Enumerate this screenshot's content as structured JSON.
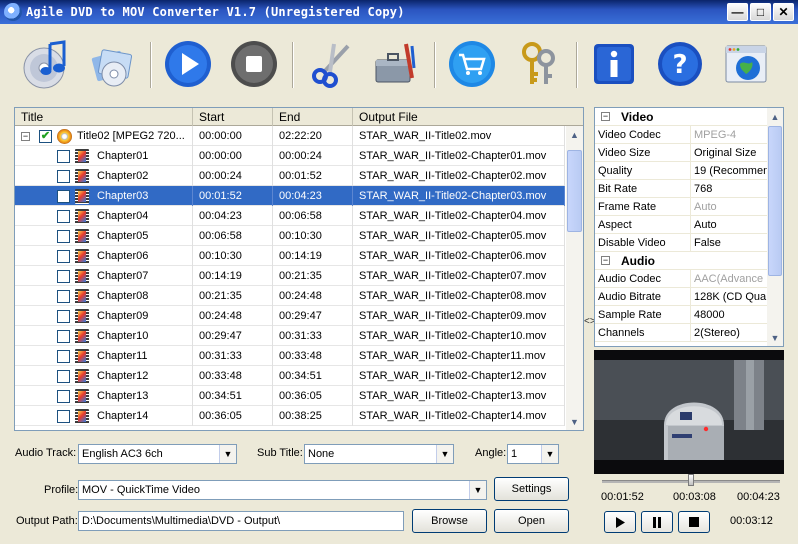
{
  "window": {
    "title": "Agile DVD to MOV Converter V1.7 (Unregistered Copy)"
  },
  "toolbar": {
    "items": [
      {
        "name": "open-dvd-icon"
      },
      {
        "name": "open-folder-icon"
      },
      {
        "name": "play-icon"
      },
      {
        "name": "stop-icon"
      },
      {
        "name": "scissors-icon"
      },
      {
        "name": "toolbox-icon"
      },
      {
        "name": "buy-cart-icon"
      },
      {
        "name": "register-keys-icon"
      },
      {
        "name": "info-icon"
      },
      {
        "name": "help-icon"
      },
      {
        "name": "web-globe-icon"
      }
    ]
  },
  "grid": {
    "columns": {
      "title": "Title",
      "start": "Start",
      "end": "End",
      "output": "Output File"
    },
    "rows": [
      {
        "title": "Title02 [MPEG2 720...",
        "start": "00:00:00",
        "end": "02:22:20",
        "output": "STAR_WAR_II-Title02.mov",
        "kind": "title",
        "checked": true
      },
      {
        "title": "Chapter01",
        "start": "00:00:00",
        "end": "00:00:24",
        "output": "STAR_WAR_II-Title02-Chapter01.mov",
        "kind": "chapter"
      },
      {
        "title": "Chapter02",
        "start": "00:00:24",
        "end": "00:01:52",
        "output": "STAR_WAR_II-Title02-Chapter02.mov",
        "kind": "chapter"
      },
      {
        "title": "Chapter03",
        "start": "00:01:52",
        "end": "00:04:23",
        "output": "STAR_WAR_II-Title02-Chapter03.mov",
        "kind": "chapter",
        "selected": true
      },
      {
        "title": "Chapter04",
        "start": "00:04:23",
        "end": "00:06:58",
        "output": "STAR_WAR_II-Title02-Chapter04.mov",
        "kind": "chapter"
      },
      {
        "title": "Chapter05",
        "start": "00:06:58",
        "end": "00:10:30",
        "output": "STAR_WAR_II-Title02-Chapter05.mov",
        "kind": "chapter"
      },
      {
        "title": "Chapter06",
        "start": "00:10:30",
        "end": "00:14:19",
        "output": "STAR_WAR_II-Title02-Chapter06.mov",
        "kind": "chapter"
      },
      {
        "title": "Chapter07",
        "start": "00:14:19",
        "end": "00:21:35",
        "output": "STAR_WAR_II-Title02-Chapter07.mov",
        "kind": "chapter"
      },
      {
        "title": "Chapter08",
        "start": "00:21:35",
        "end": "00:24:48",
        "output": "STAR_WAR_II-Title02-Chapter08.mov",
        "kind": "chapter"
      },
      {
        "title": "Chapter09",
        "start": "00:24:48",
        "end": "00:29:47",
        "output": "STAR_WAR_II-Title02-Chapter09.mov",
        "kind": "chapter"
      },
      {
        "title": "Chapter10",
        "start": "00:29:47",
        "end": "00:31:33",
        "output": "STAR_WAR_II-Title02-Chapter10.mov",
        "kind": "chapter"
      },
      {
        "title": "Chapter11",
        "start": "00:31:33",
        "end": "00:33:48",
        "output": "STAR_WAR_II-Title02-Chapter11.mov",
        "kind": "chapter"
      },
      {
        "title": "Chapter12",
        "start": "00:33:48",
        "end": "00:34:51",
        "output": "STAR_WAR_II-Title02-Chapter12.mov",
        "kind": "chapter"
      },
      {
        "title": "Chapter13",
        "start": "00:34:51",
        "end": "00:36:05",
        "output": "STAR_WAR_II-Title02-Chapter13.mov",
        "kind": "chapter"
      },
      {
        "title": "Chapter14",
        "start": "00:36:05",
        "end": "00:38:25",
        "output": "STAR_WAR_II-Title02-Chapter14.mov",
        "kind": "chapter"
      }
    ]
  },
  "properties": {
    "video_group": "Video",
    "video": [
      {
        "key": "Video Codec",
        "value": "MPEG-4",
        "dim": true
      },
      {
        "key": "Video Size",
        "value": "Original Size"
      },
      {
        "key": "Quality",
        "value": "19 (Recommen"
      },
      {
        "key": "Bit Rate",
        "value": "768"
      },
      {
        "key": "Frame Rate",
        "value": "Auto",
        "dim": true
      },
      {
        "key": "Aspect",
        "value": "Auto"
      },
      {
        "key": "Disable Video",
        "value": "False"
      }
    ],
    "audio_group": "Audio",
    "audio": [
      {
        "key": "Audio Codec",
        "value": "AAC(Advance",
        "dim": true
      },
      {
        "key": "Audio Bitrate",
        "value": "128K (CD Qua"
      },
      {
        "key": "Sample Rate",
        "value": "48000"
      },
      {
        "key": "Channels",
        "value": "2(Stereo)"
      }
    ]
  },
  "player": {
    "start_time": "00:01:52",
    "current_time": "00:03:08",
    "end_time": "00:04:23",
    "elapsed": "00:03:12",
    "position_fraction": 0.5
  },
  "controls": {
    "audio_track_label": "Audio Track:",
    "audio_track_value": "English AC3 6ch",
    "subtitle_label": "Sub Title:",
    "subtitle_value": "None",
    "angle_label": "Angle:",
    "angle_value": "1",
    "profile_label": "Profile:",
    "profile_value": "MOV - QuickTime Video",
    "settings_button": "Settings",
    "output_path_label": "Output Path:",
    "output_path_value": "D:\\Documents\\Multimedia\\DVD - Output\\",
    "browse_button": "Browse",
    "open_button": "Open"
  },
  "colors": {
    "selection": "#316ac5",
    "window_bg": "#ece9d8",
    "titlebar": "#2b55c0"
  }
}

- **WHAT YOU HAVE TO DO**
Each record must be quoted in full and exactly. Do not include the pictures.

- **EXERCISE RESPONSE**
Enumerate this screenshot's content as structured JSON.
{
  "window": {
    "title": "Agile DVD to MOV Converter V1.7 (Unregistered Copy)"
  },
  "toolbar": {
    "items": [
      {
        "name": "open-dvd-icon"
      },
      {
        "name": "open-folder-icon"
      },
      {
        "name": "play-icon"
      },
      {
        "name": "stop-icon"
      },
      {
        "name": "scissors-icon"
      },
      {
        "name": "toolbox-icon"
      },
      {
        "name": "buy-cart-icon"
      },
      {
        "name": "register-keys-icon"
      },
      {
        "name": "info-icon"
      },
      {
        "name": "help-icon"
      },
      {
        "name": "web-globe-icon"
      }
    ]
  },
  "grid": {
    "columns": {
      "title": "Title",
      "start": "Start",
      "end": "End",
      "output": "Output File"
    },
    "rows": [
      {
        "title": "Title02 [MPEG2 720...",
        "start": "00:00:00",
        "end": "02:22:20",
        "output": "STAR_WAR_II-Title02.mov",
        "kind": "title",
        "checked": true
      },
      {
        "title": "Chapter01",
        "start": "00:00:00",
        "end": "00:00:24",
        "output": "STAR_WAR_II-Title02-Chapter01.mov",
        "kind": "chapter"
      },
      {
        "title": "Chapter02",
        "start": "00:00:24",
        "end": "00:01:52",
        "output": "STAR_WAR_II-Title02-Chapter02.mov",
        "kind": "chapter"
      },
      {
        "title": "Chapter03",
        "start": "00:01:52",
        "end": "00:04:23",
        "output": "STAR_WAR_II-Title02-Chapter03.mov",
        "kind": "chapter",
        "selected": true
      },
      {
        "title": "Chapter04",
        "start": "00:04:23",
        "end": "00:06:58",
        "output": "STAR_WAR_II-Title02-Chapter04.mov",
        "kind": "chapter"
      },
      {
        "title": "Chapter05",
        "start": "00:06:58",
        "end": "00:10:30",
        "output": "STAR_WAR_II-Title02-Chapter05.mov",
        "kind": "chapter"
      },
      {
        "title": "Chapter06",
        "start": "00:10:30",
        "end": "00:14:19",
        "output": "STAR_WAR_II-Title02-Chapter06.mov",
        "kind": "chapter"
      },
      {
        "title": "Chapter07",
        "start": "00:14:19",
        "end": "00:21:35",
        "output": "STAR_WAR_II-Title02-Chapter07.mov",
        "kind": "chapter"
      },
      {
        "title": "Chapter08",
        "start": "00:21:35",
        "end": "00:24:48",
        "output": "STAR_WAR_II-Title02-Chapter08.mov",
        "kind": "chapter"
      },
      {
        "title": "Chapter09",
        "start": "00:24:48",
        "end": "00:29:47",
        "output": "STAR_WAR_II-Title02-Chapter09.mov",
        "kind": "chapter"
      },
      {
        "title": "Chapter10",
        "start": "00:29:47",
        "end": "00:31:33",
        "output": "STAR_WAR_II-Title02-Chapter10.mov",
        "kind": "chapter"
      },
      {
        "title": "Chapter11",
        "start": "00:31:33",
        "end": "00:33:48",
        "output": "STAR_WAR_II-Title02-Chapter11.mov",
        "kind": "chapter"
      },
      {
        "title": "Chapter12",
        "start": "00:33:48",
        "end": "00:34:51",
        "output": "STAR_WAR_II-Title02-Chapter12.mov",
        "kind": "chapter"
      },
      {
        "title": "Chapter13",
        "start": "00:34:51",
        "end": "00:36:05",
        "output": "STAR_WAR_II-Title02-Chapter13.mov",
        "kind": "chapter"
      },
      {
        "title": "Chapter14",
        "start": "00:36:05",
        "end": "00:38:25",
        "output": "STAR_WAR_II-Title02-Chapter14.mov",
        "kind": "chapter"
      }
    ]
  },
  "properties": {
    "video_group": "Video",
    "video": [
      {
        "key": "Video Codec",
        "value": "MPEG-4",
        "dim": true
      },
      {
        "key": "Video Size",
        "value": "Original Size"
      },
      {
        "key": "Quality",
        "value": "19 (Recommen"
      },
      {
        "key": "Bit Rate",
        "value": "768"
      },
      {
        "key": "Frame Rate",
        "value": "Auto",
        "dim": true
      },
      {
        "key": "Aspect",
        "value": "Auto"
      },
      {
        "key": "Disable Video",
        "value": "False"
      }
    ],
    "audio_group": "Audio",
    "audio": [
      {
        "key": "Audio Codec",
        "value": "AAC(Advance",
        "dim": true
      },
      {
        "key": "Audio Bitrate",
        "value": "128K (CD Qua"
      },
      {
        "key": "Sample Rate",
        "value": "48000"
      },
      {
        "key": "Channels",
        "value": "2(Stereo)"
      }
    ]
  },
  "player": {
    "start_time": "00:01:52",
    "current_time": "00:03:08",
    "end_time": "00:04:23",
    "elapsed": "00:03:12",
    "position_fraction": 0.5
  },
  "controls": {
    "audio_track_label": "Audio Track:",
    "audio_track_value": "English AC3 6ch",
    "subtitle_label": "Sub Title:",
    "subtitle_value": "None",
    "angle_label": "Angle:",
    "angle_value": "1",
    "profile_label": "Profile:",
    "profile_value": "MOV - QuickTime Video",
    "settings_button": "Settings",
    "output_path_label": "Output Path:",
    "output_path_value": "D:\\Documents\\Multimedia\\DVD - Output\\",
    "browse_button": "Browse",
    "open_button": "Open"
  },
  "colors": {
    "selection": "#316ac5",
    "window_bg": "#ece9d8",
    "titlebar": "#2b55c0"
  }
}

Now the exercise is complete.